→ **Records supplied**:
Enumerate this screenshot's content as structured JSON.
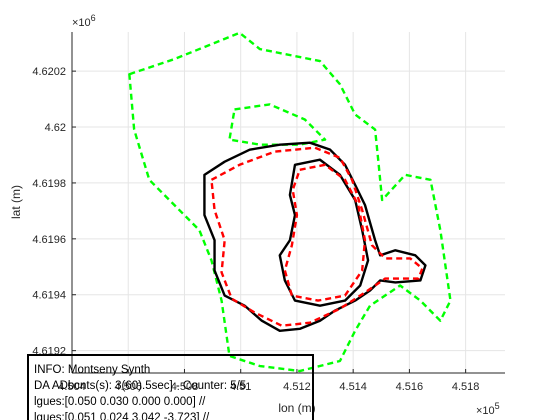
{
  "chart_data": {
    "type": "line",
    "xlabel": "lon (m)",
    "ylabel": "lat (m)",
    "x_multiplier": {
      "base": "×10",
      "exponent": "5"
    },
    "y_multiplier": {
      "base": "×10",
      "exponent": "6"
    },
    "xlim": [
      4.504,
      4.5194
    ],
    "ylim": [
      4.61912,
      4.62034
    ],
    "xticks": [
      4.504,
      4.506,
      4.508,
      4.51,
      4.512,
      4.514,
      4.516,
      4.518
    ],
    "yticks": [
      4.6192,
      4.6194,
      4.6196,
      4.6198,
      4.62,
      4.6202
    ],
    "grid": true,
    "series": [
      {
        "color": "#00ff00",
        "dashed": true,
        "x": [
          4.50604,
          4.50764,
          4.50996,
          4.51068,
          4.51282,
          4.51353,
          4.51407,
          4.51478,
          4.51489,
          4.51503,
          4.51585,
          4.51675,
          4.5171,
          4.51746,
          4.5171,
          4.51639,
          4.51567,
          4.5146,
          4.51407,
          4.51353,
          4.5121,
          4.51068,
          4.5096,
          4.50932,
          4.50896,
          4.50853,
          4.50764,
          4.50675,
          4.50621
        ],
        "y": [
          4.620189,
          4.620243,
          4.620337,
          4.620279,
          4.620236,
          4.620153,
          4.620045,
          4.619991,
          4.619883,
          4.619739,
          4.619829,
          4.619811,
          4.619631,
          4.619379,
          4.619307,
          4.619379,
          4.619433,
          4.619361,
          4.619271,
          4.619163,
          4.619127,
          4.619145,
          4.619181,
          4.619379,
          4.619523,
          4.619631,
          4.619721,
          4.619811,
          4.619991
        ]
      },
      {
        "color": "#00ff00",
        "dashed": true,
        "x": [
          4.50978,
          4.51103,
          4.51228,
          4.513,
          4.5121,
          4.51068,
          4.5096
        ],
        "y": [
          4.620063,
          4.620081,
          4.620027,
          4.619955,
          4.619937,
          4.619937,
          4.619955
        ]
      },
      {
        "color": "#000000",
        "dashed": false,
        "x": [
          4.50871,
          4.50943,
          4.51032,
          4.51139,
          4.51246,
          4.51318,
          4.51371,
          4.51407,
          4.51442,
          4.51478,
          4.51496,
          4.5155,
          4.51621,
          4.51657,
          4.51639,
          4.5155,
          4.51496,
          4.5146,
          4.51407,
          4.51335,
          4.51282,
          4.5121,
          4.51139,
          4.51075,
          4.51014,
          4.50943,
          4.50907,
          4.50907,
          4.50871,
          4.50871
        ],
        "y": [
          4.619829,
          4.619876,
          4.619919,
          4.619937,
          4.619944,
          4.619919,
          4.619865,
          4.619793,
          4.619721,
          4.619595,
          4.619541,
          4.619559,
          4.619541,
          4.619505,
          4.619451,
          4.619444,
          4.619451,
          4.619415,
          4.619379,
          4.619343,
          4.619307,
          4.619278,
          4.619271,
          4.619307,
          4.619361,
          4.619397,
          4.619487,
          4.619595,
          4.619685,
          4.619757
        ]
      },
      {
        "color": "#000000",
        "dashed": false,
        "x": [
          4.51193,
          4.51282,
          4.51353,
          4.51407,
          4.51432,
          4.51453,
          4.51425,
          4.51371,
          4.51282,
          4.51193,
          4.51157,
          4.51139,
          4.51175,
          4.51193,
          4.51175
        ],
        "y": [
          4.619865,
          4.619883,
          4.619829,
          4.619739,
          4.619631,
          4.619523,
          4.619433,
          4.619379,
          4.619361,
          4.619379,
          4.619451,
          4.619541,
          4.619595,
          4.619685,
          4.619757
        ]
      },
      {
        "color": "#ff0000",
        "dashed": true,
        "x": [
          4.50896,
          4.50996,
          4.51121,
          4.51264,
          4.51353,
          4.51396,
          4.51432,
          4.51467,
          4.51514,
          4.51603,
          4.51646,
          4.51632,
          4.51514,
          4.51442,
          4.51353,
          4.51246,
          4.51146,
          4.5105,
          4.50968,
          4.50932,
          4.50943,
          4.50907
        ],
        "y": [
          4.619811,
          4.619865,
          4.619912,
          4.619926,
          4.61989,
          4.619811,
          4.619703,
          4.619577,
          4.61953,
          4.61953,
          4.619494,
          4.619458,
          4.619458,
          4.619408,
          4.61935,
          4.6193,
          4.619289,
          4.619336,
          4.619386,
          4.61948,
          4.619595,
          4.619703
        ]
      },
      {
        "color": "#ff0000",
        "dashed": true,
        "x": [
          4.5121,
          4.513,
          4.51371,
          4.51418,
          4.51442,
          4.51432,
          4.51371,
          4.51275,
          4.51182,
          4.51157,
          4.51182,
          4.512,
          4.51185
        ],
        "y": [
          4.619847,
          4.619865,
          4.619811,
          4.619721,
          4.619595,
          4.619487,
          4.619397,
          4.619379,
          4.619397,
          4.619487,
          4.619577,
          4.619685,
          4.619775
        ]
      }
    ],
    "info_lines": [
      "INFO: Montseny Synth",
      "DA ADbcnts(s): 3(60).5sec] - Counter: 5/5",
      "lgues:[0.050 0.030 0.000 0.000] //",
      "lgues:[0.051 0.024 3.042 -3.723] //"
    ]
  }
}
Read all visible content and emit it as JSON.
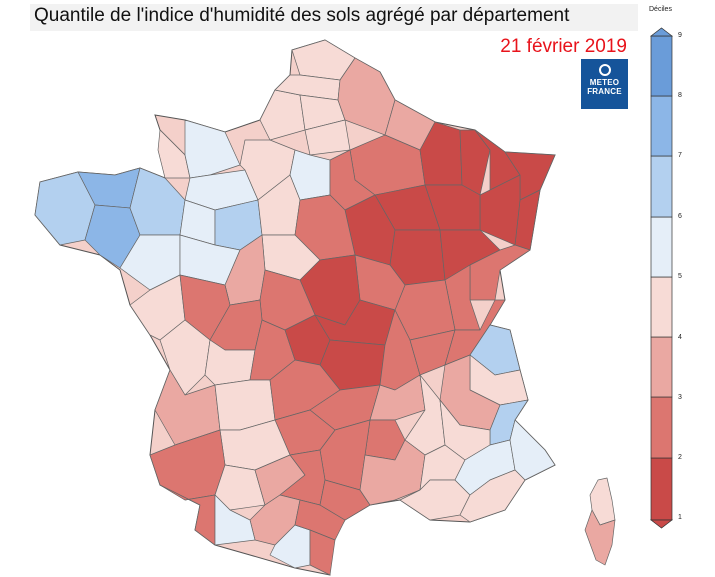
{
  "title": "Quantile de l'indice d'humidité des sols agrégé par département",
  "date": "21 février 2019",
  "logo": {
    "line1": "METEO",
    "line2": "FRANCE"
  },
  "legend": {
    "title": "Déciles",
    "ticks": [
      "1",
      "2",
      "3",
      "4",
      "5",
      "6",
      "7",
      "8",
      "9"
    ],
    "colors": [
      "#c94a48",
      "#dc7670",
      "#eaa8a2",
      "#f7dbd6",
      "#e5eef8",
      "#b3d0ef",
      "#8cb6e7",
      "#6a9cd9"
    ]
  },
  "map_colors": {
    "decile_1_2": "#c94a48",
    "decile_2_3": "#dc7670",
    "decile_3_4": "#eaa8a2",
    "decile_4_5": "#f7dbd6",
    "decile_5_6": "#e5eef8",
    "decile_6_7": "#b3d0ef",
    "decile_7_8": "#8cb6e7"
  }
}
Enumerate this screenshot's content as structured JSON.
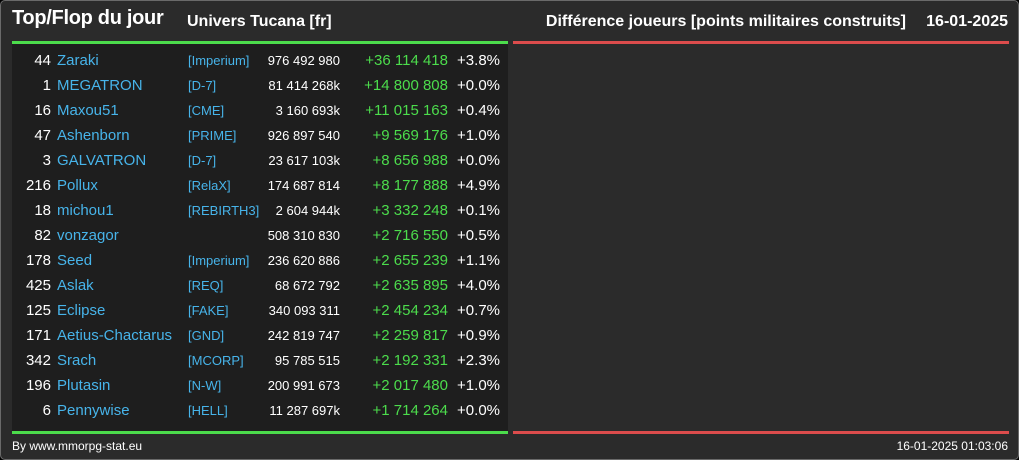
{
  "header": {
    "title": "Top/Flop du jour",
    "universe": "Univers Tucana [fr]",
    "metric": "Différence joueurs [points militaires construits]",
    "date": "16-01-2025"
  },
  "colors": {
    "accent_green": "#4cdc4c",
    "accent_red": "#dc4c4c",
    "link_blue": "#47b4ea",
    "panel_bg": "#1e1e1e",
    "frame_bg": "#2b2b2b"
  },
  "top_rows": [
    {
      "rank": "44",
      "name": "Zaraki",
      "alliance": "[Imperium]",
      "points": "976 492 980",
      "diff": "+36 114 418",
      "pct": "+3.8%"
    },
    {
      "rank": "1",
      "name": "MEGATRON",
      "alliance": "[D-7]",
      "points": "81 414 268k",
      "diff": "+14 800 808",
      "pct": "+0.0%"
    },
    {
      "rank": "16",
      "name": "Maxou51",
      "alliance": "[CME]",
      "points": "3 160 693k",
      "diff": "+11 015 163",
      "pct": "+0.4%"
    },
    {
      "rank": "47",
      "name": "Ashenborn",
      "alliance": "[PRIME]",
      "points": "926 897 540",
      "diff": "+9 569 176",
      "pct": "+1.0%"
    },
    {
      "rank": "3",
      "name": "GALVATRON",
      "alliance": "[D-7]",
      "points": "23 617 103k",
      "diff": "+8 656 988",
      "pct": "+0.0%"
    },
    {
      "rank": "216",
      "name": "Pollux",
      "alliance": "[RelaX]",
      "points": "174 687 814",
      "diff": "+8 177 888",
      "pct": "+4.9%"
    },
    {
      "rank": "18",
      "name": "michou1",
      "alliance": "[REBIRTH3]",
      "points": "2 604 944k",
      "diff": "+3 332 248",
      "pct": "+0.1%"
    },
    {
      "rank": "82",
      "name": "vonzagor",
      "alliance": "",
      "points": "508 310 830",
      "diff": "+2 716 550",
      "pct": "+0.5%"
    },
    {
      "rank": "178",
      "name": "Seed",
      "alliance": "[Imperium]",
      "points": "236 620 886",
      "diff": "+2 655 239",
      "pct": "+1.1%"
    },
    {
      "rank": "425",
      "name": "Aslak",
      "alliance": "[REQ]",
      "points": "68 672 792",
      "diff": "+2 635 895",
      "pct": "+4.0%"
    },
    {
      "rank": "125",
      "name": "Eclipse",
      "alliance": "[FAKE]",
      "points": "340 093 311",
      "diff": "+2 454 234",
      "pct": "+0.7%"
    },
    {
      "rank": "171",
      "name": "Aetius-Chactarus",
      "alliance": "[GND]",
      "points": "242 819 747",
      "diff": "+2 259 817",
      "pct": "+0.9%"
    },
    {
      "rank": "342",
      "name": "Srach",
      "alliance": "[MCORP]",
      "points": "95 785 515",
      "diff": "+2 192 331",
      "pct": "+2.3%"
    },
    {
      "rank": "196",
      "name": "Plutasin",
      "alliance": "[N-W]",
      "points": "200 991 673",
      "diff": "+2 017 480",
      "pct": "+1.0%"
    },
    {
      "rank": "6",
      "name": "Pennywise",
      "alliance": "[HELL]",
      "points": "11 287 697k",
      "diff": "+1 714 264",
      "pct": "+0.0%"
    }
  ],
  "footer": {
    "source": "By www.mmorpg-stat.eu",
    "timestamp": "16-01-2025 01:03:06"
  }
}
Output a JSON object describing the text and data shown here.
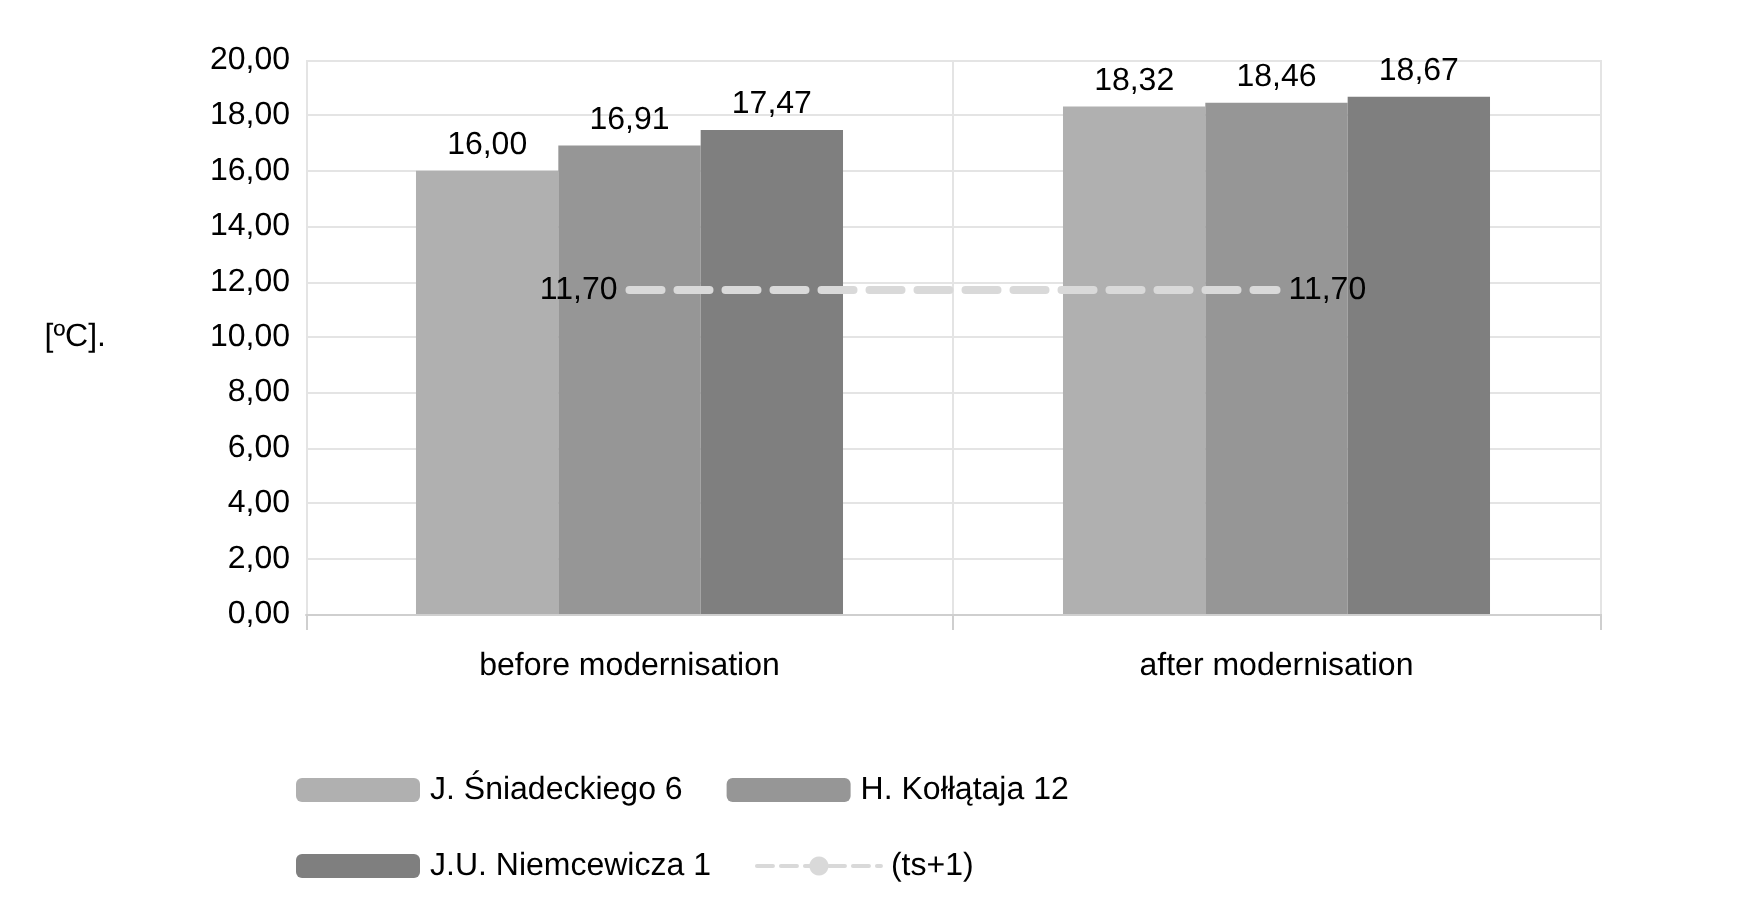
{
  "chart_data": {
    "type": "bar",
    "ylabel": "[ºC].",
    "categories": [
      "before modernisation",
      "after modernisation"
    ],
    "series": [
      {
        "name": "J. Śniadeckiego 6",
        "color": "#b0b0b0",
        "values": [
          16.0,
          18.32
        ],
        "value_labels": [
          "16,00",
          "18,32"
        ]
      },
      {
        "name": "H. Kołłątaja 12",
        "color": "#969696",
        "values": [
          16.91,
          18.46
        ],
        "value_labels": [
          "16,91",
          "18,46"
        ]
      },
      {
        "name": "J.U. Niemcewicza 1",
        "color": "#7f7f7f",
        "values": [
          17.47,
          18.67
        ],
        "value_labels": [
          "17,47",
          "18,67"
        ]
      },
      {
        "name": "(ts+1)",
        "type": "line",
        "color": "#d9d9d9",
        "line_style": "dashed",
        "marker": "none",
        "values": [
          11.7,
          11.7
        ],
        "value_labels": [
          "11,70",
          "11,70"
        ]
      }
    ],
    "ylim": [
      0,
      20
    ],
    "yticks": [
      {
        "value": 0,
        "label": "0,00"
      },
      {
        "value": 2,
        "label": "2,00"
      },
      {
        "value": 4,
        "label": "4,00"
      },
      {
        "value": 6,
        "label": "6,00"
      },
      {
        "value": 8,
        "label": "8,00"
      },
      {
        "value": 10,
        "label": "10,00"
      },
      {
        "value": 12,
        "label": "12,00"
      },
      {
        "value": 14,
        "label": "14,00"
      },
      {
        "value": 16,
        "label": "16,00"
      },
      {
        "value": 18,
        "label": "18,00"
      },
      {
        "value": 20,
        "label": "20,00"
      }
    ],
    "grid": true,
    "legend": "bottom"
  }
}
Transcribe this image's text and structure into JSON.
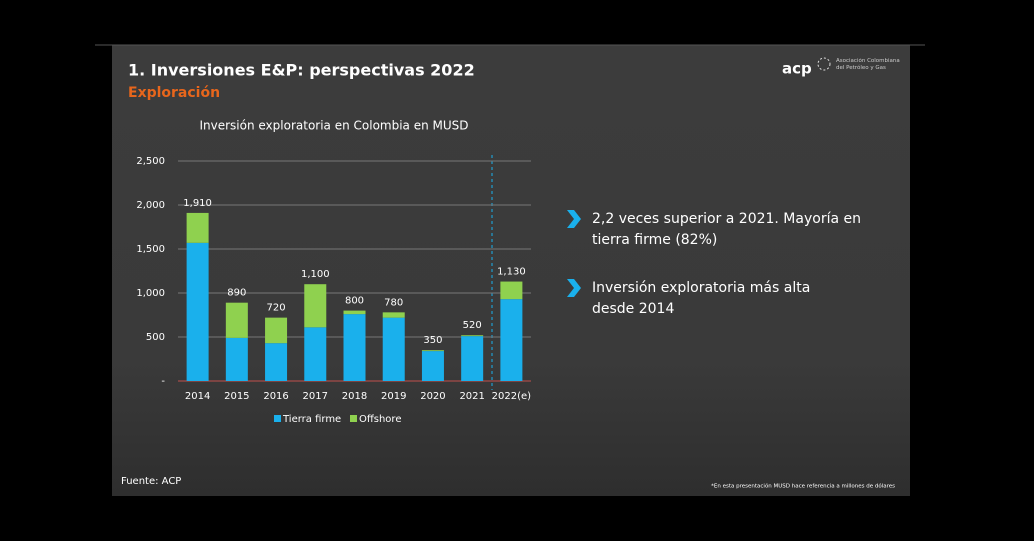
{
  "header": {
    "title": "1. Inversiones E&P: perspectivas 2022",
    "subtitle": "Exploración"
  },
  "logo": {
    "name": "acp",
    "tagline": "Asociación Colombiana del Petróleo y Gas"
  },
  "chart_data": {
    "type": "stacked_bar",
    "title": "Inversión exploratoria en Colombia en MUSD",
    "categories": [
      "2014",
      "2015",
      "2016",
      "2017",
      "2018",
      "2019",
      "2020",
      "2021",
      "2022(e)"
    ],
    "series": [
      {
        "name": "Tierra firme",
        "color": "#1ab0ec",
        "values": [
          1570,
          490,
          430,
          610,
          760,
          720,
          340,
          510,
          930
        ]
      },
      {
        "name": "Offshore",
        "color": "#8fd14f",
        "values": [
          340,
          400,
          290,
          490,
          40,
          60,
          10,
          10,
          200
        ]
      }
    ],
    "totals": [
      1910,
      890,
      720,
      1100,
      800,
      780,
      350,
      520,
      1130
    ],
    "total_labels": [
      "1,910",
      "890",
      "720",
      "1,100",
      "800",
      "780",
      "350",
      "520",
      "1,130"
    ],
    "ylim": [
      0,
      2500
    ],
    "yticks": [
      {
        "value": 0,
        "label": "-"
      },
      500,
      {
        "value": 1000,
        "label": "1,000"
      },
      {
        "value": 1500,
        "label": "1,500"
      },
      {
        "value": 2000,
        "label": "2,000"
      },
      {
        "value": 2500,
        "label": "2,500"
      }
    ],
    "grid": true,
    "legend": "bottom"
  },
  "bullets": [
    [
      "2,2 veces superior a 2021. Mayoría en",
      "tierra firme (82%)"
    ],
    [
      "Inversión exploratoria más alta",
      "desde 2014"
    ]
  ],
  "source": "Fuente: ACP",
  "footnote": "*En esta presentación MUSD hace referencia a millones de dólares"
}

→ **Problem details**:
In the listing above, find each line with the word "lgues" and copy it.

→ **Answer to this task**:
      "lgues:[0.050 0.030 0.000 0.000] //",
      "lgues:[0.051 0.024 3.042 -3.723] //"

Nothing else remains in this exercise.